:: Dataset rows about figures ::
╭──

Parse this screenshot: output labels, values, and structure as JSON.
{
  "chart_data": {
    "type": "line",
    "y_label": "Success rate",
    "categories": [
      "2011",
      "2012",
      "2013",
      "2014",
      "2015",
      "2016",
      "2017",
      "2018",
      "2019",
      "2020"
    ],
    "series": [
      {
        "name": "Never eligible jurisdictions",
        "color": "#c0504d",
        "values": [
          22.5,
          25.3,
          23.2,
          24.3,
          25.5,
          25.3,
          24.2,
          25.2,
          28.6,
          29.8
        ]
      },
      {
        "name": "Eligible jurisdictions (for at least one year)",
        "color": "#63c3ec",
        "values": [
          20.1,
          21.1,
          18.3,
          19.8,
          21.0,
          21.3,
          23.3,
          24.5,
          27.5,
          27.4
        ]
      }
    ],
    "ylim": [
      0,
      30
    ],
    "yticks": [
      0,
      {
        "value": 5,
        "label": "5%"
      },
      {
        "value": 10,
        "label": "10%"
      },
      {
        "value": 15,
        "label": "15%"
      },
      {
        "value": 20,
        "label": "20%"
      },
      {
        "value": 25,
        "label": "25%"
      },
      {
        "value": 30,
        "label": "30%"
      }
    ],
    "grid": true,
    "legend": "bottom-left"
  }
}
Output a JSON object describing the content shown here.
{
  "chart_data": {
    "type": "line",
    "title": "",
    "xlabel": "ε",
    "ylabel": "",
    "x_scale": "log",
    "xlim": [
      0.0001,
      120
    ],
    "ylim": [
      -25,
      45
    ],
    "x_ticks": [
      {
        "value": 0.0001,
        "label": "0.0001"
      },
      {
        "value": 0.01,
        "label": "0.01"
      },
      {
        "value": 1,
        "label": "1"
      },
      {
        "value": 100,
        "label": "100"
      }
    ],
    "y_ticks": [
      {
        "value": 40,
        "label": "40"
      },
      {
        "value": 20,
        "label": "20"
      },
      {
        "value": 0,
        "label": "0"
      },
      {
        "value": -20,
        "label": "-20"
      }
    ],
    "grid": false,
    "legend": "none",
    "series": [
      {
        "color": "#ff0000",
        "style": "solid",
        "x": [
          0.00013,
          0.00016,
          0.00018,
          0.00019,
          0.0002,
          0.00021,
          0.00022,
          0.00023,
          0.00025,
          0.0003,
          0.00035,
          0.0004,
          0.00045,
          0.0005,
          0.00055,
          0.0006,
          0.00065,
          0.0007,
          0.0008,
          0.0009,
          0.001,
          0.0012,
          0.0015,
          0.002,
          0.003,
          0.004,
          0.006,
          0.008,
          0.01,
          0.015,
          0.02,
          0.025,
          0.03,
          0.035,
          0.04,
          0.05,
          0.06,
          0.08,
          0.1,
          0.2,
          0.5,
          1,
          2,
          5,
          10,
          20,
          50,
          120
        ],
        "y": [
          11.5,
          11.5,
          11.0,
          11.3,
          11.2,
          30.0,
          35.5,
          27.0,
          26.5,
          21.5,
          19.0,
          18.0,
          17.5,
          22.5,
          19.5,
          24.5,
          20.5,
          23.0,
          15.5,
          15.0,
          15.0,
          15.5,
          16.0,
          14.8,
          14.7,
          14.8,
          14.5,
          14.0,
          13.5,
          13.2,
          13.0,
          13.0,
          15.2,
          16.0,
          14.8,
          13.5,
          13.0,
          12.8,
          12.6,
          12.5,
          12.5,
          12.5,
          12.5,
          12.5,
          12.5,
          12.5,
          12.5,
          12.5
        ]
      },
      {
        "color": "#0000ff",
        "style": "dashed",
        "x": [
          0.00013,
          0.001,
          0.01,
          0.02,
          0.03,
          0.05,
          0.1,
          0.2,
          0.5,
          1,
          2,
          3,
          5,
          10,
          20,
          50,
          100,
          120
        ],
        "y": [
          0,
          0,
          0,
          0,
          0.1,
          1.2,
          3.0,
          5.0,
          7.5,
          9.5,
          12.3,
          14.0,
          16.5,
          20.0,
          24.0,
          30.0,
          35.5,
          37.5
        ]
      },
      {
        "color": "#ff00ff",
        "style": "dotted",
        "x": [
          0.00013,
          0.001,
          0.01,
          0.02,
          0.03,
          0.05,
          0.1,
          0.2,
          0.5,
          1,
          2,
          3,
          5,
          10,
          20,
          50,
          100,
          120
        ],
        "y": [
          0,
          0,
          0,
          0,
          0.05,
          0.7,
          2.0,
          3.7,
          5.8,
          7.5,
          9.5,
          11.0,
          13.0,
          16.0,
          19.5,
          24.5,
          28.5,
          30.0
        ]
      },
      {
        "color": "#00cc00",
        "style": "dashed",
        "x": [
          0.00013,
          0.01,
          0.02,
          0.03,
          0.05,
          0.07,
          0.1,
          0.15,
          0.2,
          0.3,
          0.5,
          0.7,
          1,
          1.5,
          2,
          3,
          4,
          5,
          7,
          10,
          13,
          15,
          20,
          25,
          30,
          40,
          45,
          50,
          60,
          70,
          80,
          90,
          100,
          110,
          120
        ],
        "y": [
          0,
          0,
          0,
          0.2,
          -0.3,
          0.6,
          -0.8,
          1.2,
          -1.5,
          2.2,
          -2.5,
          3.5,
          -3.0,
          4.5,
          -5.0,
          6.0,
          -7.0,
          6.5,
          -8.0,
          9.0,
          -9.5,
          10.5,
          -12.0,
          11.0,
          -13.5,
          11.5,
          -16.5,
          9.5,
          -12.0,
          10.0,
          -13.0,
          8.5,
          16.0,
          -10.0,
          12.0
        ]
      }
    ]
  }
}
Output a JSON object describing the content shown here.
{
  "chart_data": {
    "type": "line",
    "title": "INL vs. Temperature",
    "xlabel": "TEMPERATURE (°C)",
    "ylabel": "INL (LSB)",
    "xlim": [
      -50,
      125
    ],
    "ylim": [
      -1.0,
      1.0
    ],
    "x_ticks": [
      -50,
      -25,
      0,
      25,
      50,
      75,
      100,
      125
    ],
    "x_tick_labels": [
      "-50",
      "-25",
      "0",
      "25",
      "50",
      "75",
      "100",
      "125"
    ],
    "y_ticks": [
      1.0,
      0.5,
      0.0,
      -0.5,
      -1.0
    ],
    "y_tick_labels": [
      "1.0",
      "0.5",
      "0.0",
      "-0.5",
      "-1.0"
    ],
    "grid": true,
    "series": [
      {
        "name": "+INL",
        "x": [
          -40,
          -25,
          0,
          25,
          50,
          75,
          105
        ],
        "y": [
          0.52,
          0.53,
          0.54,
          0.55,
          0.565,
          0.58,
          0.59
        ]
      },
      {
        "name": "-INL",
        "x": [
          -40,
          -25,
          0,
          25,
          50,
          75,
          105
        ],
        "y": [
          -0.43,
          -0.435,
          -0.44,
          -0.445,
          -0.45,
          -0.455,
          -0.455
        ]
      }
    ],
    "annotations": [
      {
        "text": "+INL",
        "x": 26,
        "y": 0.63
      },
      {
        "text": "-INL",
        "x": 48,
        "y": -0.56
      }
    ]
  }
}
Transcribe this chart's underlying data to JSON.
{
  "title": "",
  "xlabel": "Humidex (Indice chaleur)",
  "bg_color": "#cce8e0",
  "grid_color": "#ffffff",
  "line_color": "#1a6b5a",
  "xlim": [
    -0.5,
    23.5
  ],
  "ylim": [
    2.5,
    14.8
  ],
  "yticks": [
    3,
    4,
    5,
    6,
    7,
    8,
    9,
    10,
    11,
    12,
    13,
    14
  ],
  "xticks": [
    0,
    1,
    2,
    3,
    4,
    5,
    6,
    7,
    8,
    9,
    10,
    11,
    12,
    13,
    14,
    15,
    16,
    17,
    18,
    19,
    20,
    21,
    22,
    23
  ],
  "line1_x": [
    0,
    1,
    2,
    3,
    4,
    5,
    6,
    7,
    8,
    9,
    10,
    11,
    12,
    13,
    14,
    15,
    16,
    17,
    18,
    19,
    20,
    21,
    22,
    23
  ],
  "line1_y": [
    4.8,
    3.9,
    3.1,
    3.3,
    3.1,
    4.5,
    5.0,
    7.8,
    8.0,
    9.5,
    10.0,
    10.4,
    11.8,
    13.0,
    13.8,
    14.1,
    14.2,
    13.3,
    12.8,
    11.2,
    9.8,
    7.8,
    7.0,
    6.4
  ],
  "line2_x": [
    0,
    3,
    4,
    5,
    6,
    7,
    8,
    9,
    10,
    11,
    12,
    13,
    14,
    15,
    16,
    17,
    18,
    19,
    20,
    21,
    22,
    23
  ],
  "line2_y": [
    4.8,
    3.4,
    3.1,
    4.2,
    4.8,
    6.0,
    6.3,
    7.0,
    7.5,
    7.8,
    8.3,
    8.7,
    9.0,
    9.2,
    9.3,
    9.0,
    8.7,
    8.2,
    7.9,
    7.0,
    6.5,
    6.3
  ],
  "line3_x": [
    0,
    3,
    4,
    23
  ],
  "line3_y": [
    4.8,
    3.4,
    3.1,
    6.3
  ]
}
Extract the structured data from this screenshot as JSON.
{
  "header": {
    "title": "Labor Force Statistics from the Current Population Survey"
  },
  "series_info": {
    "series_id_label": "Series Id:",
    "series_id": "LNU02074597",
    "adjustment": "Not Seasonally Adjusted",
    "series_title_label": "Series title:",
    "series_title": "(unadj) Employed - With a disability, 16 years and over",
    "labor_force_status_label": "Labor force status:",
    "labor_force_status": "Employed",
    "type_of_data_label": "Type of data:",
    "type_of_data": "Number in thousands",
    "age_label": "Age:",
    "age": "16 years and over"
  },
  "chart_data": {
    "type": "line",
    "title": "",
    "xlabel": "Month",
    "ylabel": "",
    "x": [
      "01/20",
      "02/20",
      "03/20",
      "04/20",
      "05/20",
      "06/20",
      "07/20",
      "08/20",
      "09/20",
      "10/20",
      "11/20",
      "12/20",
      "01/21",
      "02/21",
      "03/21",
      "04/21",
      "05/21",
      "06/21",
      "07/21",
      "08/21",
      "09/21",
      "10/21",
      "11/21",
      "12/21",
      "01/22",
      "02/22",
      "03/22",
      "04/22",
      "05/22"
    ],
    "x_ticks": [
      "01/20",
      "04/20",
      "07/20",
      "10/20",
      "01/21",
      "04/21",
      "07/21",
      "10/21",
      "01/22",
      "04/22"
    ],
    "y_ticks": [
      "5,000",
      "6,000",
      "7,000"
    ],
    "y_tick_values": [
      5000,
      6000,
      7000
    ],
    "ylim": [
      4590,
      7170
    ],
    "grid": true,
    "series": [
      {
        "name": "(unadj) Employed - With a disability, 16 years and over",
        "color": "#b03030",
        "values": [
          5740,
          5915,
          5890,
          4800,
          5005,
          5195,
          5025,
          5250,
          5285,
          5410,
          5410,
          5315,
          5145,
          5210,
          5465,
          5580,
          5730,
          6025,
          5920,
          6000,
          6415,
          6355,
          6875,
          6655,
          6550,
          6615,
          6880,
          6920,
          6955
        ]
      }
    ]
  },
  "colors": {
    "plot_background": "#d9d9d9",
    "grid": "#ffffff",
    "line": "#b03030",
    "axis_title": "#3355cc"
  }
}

╰──

:: STATED GOAL ::
Please list every line of the records that contains "style".

:: FINAL RESULT ::
        "style": "solid",
        "style": "dashed",
        "style": "dotted",
        "style": "dashed",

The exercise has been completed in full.